Task requirements:
1. Reproduce the passage from the text on Bitzer and Vatz starting with "As far as the" and going on through "thing: run away.".
2. In the text on Bitzer and Vatz, turn the paragraph beginning "As far as the rhetorical situation Bitzer describes goes" into a short bulleted list that keeps its main points.

Document excerpt:
════

I don't find Bitzer and Vatz mutually exclusive. I think Bitzer might be arguing from his frame within Vatz's idea of rhetoric, but Vatz himself doesn't allow for rhetoric to be a specific idea, even one as vague as his. Bitzer deals with possibility while Vatz deals with potentiality. It's easy to say that Vatz's must be the correct idea because it's broader, but is it nearly as helpful as Bitzer's?

As far as the rhetorical situation Bitzer describes goes, I also don't see as many problems with it, maybe because my tenure does not depend on whether or how violently I disagree with something. Whether we like it or not, each rhetorical situation involves exigence, constraints and an audience. Vatz's rhetoric involves constraints that we invent personally, but as we move through life, our Bitzerian identification or Vatzian interpretation is going to have the exact same result. That bear is a definitive threat! vs. That bear will certainly eat me if it gets close! mean the same thing: run away.

Likewise, whether we invent the situation of pollution or not by naming it "pollution," X company will continue to dump industrial waste into X river, and frogs are actually mutating. Sure, we could interpret that positively as a sign of the return of Xenu or whatever, but they are mutating. They are changing, and the situation is a situation, different than it was before and noticeable. You are not going to get into that fishing boat and try to bring them all round to veganism. You cannot invent that much situation or get rid of that much constraint. The reality of these men, and of your persuasive ability is not stronger than their interpretation of their situation as a fishing-only one, despite the historical example of certain fishers of men who shall remain nameless.

════

Provided records:
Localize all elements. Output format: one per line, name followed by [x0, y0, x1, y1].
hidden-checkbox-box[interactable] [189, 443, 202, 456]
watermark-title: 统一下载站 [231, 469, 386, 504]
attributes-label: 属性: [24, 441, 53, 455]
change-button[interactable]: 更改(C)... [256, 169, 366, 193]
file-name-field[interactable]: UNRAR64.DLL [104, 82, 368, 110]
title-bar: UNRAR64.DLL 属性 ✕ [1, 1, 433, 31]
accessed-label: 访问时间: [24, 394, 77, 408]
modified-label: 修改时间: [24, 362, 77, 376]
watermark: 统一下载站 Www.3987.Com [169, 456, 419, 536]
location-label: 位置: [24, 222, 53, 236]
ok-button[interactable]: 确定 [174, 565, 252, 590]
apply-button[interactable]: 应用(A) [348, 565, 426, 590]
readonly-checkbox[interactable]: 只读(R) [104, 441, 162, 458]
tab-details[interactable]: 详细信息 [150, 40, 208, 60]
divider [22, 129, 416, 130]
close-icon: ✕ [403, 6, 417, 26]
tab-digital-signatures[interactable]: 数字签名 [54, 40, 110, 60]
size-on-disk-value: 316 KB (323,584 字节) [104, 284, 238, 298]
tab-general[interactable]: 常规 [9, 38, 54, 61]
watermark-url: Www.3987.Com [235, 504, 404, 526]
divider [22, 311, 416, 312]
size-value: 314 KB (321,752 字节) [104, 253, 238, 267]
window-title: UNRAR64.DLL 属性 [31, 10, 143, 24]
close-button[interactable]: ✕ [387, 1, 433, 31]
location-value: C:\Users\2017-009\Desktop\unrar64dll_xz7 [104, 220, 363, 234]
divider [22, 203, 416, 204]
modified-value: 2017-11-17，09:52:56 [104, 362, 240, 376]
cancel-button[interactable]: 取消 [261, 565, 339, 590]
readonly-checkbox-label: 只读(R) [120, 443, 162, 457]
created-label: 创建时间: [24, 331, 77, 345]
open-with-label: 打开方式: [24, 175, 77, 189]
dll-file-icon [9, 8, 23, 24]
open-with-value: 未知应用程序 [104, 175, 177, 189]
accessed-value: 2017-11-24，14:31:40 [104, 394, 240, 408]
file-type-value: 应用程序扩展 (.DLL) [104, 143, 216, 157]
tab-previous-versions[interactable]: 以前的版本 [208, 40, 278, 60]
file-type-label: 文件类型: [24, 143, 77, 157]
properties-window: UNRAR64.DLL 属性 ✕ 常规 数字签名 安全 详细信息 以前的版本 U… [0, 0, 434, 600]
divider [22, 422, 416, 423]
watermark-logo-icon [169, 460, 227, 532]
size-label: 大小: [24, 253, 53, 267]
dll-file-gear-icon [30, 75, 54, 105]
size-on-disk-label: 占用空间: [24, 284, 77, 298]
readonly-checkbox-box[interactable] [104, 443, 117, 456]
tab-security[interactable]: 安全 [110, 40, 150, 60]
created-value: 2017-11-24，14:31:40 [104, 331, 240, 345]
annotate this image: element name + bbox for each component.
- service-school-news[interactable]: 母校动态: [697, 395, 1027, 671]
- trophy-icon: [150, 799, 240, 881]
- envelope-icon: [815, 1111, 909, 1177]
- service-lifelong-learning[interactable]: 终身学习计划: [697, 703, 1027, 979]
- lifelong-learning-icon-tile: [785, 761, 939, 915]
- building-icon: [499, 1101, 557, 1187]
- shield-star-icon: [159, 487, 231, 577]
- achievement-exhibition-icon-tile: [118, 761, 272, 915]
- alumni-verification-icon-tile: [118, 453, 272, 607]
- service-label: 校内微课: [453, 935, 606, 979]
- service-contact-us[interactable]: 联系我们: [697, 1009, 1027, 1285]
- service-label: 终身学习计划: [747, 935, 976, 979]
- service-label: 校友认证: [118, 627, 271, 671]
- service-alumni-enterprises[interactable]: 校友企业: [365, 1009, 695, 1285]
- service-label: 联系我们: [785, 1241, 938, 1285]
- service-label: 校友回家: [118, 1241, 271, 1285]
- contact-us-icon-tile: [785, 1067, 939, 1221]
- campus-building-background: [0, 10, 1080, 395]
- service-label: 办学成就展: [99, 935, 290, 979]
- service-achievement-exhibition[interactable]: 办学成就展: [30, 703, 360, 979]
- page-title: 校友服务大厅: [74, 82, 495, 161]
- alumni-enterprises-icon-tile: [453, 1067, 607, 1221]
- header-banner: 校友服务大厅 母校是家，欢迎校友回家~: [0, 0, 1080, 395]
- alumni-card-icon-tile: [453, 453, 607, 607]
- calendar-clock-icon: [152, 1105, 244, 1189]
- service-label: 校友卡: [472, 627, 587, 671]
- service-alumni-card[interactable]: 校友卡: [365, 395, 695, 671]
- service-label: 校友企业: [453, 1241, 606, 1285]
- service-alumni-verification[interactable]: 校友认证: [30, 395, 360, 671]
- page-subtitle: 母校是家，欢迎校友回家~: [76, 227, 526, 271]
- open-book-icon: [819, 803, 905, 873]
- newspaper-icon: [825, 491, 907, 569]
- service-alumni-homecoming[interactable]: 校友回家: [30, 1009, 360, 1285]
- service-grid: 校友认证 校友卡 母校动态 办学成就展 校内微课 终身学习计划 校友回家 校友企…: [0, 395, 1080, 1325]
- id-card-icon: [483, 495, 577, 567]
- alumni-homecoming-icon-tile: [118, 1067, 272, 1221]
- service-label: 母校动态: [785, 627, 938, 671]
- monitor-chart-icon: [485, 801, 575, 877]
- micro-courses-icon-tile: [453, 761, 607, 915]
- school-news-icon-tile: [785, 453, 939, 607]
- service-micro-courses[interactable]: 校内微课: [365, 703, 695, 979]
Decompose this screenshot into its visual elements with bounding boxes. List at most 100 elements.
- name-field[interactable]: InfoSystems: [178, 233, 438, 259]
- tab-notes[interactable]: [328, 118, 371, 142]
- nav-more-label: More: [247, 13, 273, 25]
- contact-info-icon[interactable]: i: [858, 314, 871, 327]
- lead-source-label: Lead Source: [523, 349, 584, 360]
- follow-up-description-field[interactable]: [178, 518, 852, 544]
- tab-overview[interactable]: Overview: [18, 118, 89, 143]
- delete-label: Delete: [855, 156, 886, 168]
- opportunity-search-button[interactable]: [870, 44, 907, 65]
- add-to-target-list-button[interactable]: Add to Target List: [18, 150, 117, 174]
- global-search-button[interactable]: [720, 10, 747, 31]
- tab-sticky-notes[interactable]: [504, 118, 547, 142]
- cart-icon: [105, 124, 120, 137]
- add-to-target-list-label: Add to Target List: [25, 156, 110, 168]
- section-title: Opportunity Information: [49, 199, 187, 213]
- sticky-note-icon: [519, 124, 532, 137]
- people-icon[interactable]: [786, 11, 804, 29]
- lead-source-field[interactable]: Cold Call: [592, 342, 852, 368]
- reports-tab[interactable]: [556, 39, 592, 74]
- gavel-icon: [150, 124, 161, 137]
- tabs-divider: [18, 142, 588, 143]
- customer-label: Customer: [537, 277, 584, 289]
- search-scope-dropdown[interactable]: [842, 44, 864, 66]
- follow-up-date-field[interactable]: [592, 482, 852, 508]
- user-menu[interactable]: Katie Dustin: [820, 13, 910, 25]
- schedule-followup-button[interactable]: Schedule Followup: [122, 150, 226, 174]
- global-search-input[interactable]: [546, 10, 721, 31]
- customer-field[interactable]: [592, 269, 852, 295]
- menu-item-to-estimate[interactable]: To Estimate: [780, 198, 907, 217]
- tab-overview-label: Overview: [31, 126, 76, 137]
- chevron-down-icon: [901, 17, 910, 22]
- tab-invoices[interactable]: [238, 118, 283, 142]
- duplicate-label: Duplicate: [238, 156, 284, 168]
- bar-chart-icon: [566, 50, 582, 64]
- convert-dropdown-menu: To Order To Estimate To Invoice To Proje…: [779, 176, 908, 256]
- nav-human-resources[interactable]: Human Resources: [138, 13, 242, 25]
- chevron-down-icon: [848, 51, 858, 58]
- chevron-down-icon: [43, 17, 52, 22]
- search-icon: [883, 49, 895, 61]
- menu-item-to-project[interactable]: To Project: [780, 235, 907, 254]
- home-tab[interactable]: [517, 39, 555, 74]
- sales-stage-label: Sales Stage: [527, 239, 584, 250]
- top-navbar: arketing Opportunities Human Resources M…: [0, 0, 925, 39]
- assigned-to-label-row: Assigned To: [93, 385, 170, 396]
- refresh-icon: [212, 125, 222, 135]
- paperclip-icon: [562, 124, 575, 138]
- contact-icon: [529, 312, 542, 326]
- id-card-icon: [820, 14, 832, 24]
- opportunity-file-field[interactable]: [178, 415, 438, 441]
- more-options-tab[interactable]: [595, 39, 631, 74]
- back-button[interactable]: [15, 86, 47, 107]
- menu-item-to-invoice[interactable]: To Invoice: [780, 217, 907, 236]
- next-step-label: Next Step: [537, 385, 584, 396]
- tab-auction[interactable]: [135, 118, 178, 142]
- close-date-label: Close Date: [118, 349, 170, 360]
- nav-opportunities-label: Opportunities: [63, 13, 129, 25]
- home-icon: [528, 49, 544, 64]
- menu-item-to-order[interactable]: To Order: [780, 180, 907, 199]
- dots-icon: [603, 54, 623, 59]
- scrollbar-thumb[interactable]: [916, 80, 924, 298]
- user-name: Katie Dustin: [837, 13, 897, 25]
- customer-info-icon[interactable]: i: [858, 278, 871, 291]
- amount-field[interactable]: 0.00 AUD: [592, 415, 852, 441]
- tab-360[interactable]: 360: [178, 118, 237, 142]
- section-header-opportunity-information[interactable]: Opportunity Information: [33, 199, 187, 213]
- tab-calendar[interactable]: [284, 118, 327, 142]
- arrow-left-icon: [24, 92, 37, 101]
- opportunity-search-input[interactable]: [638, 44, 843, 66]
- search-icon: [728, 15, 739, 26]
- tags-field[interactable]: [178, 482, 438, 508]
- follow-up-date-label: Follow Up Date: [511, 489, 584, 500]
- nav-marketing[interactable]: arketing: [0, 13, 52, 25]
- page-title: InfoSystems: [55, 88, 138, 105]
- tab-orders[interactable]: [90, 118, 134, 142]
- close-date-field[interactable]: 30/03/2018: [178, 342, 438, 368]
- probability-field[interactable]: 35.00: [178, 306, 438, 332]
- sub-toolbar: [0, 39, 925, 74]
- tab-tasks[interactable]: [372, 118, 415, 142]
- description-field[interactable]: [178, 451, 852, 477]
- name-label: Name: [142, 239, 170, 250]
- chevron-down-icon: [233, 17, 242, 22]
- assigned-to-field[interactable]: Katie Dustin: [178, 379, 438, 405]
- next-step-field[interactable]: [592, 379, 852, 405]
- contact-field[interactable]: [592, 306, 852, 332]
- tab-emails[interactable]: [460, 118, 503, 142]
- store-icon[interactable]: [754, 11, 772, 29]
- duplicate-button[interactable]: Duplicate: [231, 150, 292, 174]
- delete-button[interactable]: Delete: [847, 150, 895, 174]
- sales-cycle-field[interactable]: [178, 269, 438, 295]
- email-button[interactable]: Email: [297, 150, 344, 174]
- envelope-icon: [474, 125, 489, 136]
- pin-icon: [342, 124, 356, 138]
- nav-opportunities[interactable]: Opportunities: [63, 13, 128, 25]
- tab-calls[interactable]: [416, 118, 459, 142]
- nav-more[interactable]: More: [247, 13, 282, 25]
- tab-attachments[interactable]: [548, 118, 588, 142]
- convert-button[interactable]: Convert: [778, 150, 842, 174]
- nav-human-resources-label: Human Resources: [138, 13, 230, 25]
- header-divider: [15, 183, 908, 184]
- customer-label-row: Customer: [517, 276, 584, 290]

════

Exercise results:
1.
As far as the rhetorical situation Bitzer describes goes, I also don't see as many problems with it, maybe because my tenure does not depend on whether or how violently I disagree with something. Whether we like it or not, each rhetorical situation involves exigence, constraints and an audience. Vatz's rhetoric involves constraints that we invent personally, but as we move through life, our Bitzerian identification or Vatzian interpretation is going to have the exact same result. That bear is a definitive threat! vs. That bear will certainly eat me if it gets close! mean the same thing: run away.

2.
- I don't see as many problems with Bitzer's rhetorical situation, maybe because my tenure doesn't depend on whether or how violently I disagree with something.
- Every rhetorical situation involves exigence, constraints and an audience.
- Vatz's rhetoric involves constraints we invent personally, but in practice Bitzerian identification and Vatzian interpretation have the same result.
- "That bear is a definitive threat!" and "That bear will certainly eat me if it gets close!" mean the same thing: run away.